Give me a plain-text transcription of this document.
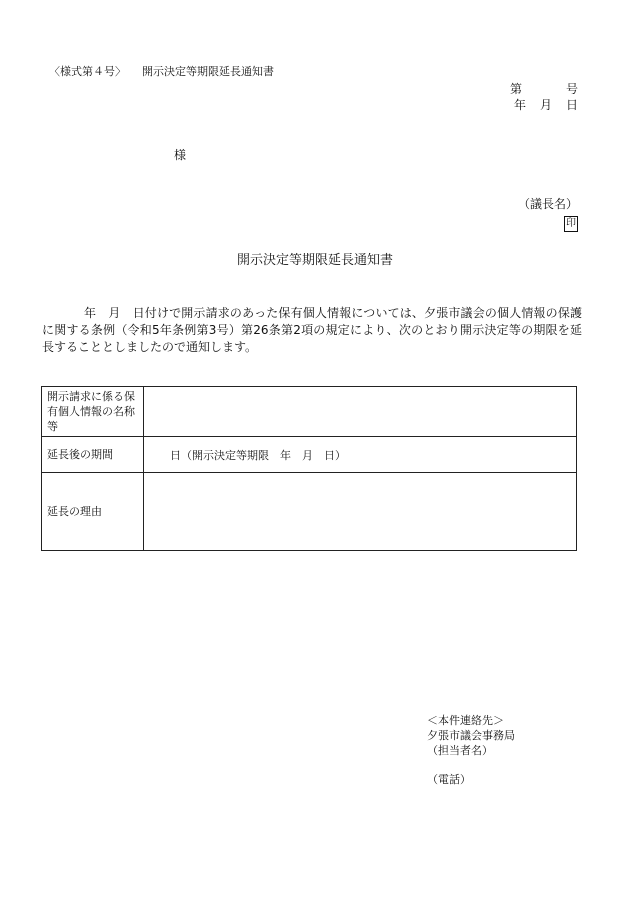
〈様式第４号〉 開示決定等期限延長通知書
第	号
年 月 日
様
（議長名）
印
開示決定等期限延長通知書
年　月　日付けで開示請求のあった保有個人情報については、夕張市議会の個人情報の保護に関する条例（令和5年条例第3号）第26条第2項の規定により、次のとおり開示決定等の期限を延長することとしましたので通知します。
開示請求に係る保有個人情報の名称等	
延長後の期間	日（開示決定等期限　年　月　日）
延長の理由	
＜本件連絡先＞
夕張市議会事務局
（担当者名）
（電話）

_WORK TO DO_
Do not include the images; transcribe the rest of the listing exactly.

_EXPECTED ANSWER_
Give me a plain-text transcription of this document.
〈様式第４号〉 開示決定等期限延長通知書
第	号
年 月 日
様
（議長名）
印
開示決定等期限延長通知書
年　月　日付けで開示請求のあった保有個人情報については、夕張市議会の個人情報の保護に関する条例（令和5年条例第3号）第26条第2項の規定により、次のとおり開示決定等の期限を延長することとしましたので通知します。
開示請求に係る保有個人情報の名称等	
延長後の期間	日（開示決定等期限　年　月　日）
延長の理由	
＜本件連絡先＞
夕張市議会事務局
（担当者名）
（電話）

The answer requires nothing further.